* [REQUIREMENT] Output the material beneath exactly, leaving nothing out.

(Entries from a dataset)
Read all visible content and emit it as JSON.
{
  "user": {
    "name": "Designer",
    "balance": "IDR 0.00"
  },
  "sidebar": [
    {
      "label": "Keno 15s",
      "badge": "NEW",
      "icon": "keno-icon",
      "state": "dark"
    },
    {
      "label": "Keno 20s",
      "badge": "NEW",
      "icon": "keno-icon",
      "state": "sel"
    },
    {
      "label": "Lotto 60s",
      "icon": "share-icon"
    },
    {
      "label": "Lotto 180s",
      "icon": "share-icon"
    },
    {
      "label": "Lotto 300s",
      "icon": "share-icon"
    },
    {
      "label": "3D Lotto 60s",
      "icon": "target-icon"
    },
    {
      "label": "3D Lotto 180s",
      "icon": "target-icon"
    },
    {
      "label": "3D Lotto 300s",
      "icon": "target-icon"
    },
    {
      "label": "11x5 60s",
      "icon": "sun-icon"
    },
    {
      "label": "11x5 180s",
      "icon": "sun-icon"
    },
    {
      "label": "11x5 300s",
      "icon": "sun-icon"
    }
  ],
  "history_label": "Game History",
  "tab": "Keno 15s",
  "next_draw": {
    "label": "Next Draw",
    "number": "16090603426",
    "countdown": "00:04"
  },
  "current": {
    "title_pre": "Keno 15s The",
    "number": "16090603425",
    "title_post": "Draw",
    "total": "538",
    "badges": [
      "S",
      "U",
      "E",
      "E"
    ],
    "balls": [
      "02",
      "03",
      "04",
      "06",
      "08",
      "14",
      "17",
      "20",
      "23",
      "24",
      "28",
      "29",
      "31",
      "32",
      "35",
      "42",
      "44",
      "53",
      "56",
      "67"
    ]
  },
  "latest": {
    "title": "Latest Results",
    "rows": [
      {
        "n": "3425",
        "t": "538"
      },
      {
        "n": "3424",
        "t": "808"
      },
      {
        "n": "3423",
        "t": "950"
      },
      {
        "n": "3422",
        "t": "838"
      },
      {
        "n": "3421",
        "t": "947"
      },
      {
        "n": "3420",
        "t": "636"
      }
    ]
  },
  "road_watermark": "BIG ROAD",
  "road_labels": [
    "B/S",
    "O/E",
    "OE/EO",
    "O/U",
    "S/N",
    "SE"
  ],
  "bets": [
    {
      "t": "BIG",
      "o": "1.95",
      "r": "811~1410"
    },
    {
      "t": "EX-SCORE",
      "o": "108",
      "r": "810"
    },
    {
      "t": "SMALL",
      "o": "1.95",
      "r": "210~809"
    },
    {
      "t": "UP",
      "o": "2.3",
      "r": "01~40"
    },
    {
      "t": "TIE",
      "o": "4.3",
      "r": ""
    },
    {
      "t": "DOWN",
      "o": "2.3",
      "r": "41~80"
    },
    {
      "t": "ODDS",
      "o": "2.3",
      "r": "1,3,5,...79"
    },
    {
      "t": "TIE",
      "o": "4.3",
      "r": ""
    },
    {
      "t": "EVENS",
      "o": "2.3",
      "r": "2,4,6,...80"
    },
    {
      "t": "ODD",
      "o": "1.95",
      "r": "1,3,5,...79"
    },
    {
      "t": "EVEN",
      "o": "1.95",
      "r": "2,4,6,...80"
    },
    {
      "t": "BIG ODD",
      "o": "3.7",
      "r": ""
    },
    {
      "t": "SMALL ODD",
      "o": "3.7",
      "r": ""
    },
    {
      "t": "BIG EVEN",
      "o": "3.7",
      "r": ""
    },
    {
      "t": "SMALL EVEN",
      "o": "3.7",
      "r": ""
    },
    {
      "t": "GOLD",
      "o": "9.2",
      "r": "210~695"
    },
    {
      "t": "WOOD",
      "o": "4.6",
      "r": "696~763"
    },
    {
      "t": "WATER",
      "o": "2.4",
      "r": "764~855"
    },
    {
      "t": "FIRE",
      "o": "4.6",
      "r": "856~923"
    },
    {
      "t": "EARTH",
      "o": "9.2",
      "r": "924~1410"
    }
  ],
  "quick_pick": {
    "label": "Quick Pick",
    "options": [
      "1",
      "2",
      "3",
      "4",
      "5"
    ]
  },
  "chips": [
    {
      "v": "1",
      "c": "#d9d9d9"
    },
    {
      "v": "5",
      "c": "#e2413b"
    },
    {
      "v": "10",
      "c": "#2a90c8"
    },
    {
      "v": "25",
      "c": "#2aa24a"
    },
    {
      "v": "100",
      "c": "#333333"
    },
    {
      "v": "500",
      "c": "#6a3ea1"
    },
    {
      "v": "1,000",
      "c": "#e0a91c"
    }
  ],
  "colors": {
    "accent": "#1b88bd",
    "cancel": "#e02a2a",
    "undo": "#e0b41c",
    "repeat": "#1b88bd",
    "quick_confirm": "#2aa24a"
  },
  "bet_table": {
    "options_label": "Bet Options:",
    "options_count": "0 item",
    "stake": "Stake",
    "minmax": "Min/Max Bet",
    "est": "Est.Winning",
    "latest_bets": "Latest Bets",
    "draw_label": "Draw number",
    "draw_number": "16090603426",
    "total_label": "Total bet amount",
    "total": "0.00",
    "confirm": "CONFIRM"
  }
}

* [ANSWER TO THE TASK]
Read all visible content and emit it as JSON.
{
  "user": {
    "name": "Designer",
    "balance": "IDR 0.00"
  },
  "sidebar": [
    {
      "label": "Keno 15s",
      "badge": "NEW",
      "icon": "keno-icon",
      "state": "dark"
    },
    {
      "label": "Keno 20s",
      "badge": "NEW",
      "icon": "keno-icon",
      "state": "sel"
    },
    {
      "label": "Lotto 60s",
      "icon": "share-icon"
    },
    {
      "label": "Lotto 180s",
      "icon": "share-icon"
    },
    {
      "label": "Lotto 300s",
      "icon": "share-icon"
    },
    {
      "label": "3D Lotto 60s",
      "icon": "target-icon"
    },
    {
      "label": "3D Lotto 180s",
      "icon": "target-icon"
    },
    {
      "label": "3D Lotto 300s",
      "icon": "target-icon"
    },
    {
      "label": "11x5 60s",
      "icon": "sun-icon"
    },
    {
      "label": "11x5 180s",
      "icon": "sun-icon"
    },
    {
      "label": "11x5 300s",
      "icon": "sun-icon"
    }
  ],
  "history_label": "Game History",
  "tab": "Keno 15s",
  "next_draw": {
    "label": "Next Draw",
    "number": "16090603426",
    "countdown": "00:04"
  },
  "current": {
    "title_pre": "Keno 15s The",
    "number": "16090603425",
    "title_post": "Draw",
    "total": "538",
    "badges": [
      "S",
      "U",
      "E",
      "E"
    ],
    "balls": [
      "02",
      "03",
      "04",
      "06",
      "08",
      "14",
      "17",
      "20",
      "23",
      "24",
      "28",
      "29",
      "31",
      "32",
      "35",
      "42",
      "44",
      "53",
      "56",
      "67"
    ]
  },
  "latest": {
    "title": "Latest Results",
    "rows": [
      {
        "n": "3425",
        "t": "538"
      },
      {
        "n": "3424",
        "t": "808"
      },
      {
        "n": "3423",
        "t": "950"
      },
      {
        "n": "3422",
        "t": "838"
      },
      {
        "n": "3421",
        "t": "947"
      },
      {
        "n": "3420",
        "t": "636"
      }
    ]
  },
  "road_watermark": "BIG ROAD",
  "road_labels": [
    "B/S",
    "O/E",
    "OE/EO",
    "O/U",
    "S/N",
    "SE"
  ],
  "bets": [
    {
      "t": "BIG",
      "o": "1.95",
      "r": "811~1410"
    },
    {
      "t": "EX-SCORE",
      "o": "108",
      "r": "810"
    },
    {
      "t": "SMALL",
      "o": "1.95",
      "r": "210~809"
    },
    {
      "t": "UP",
      "o": "2.3",
      "r": "01~40"
    },
    {
      "t": "TIE",
      "o": "4.3",
      "r": ""
    },
    {
      "t": "DOWN",
      "o": "2.3",
      "r": "41~80"
    },
    {
      "t": "ODDS",
      "o": "2.3",
      "r": "1,3,5,...79"
    },
    {
      "t": "TIE",
      "o": "4.3",
      "r": ""
    },
    {
      "t": "EVENS",
      "o": "2.3",
      "r": "2,4,6,...80"
    },
    {
      "t": "ODD",
      "o": "1.95",
      "r": "1,3,5,...79"
    },
    {
      "t": "EVEN",
      "o": "1.95",
      "r": "2,4,6,...80"
    },
    {
      "t": "BIG ODD",
      "o": "3.7",
      "r": ""
    },
    {
      "t": "SMALL ODD",
      "o": "3.7",
      "r": ""
    },
    {
      "t": "BIG EVEN",
      "o": "3.7",
      "r": ""
    },
    {
      "t": "SMALL EVEN",
      "o": "3.7",
      "r": ""
    },
    {
      "t": "GOLD",
      "o": "9.2",
      "r": "210~695"
    },
    {
      "t": "WOOD",
      "o": "4.6",
      "r": "696~763"
    },
    {
      "t": "WATER",
      "o": "2.4",
      "r": "764~855"
    },
    {
      "t": "FIRE",
      "o": "4.6",
      "r": "856~923"
    },
    {
      "t": "EARTH",
      "o": "9.2",
      "r": "924~1410"
    }
  ],
  "quick_pick": {
    "label": "Quick Pick",
    "options": [
      "1",
      "2",
      "3",
      "4",
      "5"
    ]
  },
  "chips": [
    {
      "v": "1",
      "c": "#d9d9d9"
    },
    {
      "v": "5",
      "c": "#e2413b"
    },
    {
      "v": "10",
      "c": "#2a90c8"
    },
    {
      "v": "25",
      "c": "#2aa24a"
    },
    {
      "v": "100",
      "c": "#333333"
    },
    {
      "v": "500",
      "c": "#6a3ea1"
    },
    {
      "v": "1,000",
      "c": "#e0a91c"
    }
  ],
  "colors": {
    "accent": "#1b88bd",
    "cancel": "#e02a2a",
    "undo": "#e0b41c",
    "repeat": "#1b88bd",
    "quick_confirm": "#2aa24a"
  },
  "bet_table": {
    "options_label": "Bet Options:",
    "options_count": "0 item",
    "stake": "Stake",
    "minmax": "Min/Max Bet",
    "est": "Est.Winning",
    "latest_bets": "Latest Bets",
    "draw_label": "Draw number",
    "draw_number": "16090603426",
    "total_label": "Total bet amount",
    "total": "0.00",
    "confirm": "CONFIRM"
  }
}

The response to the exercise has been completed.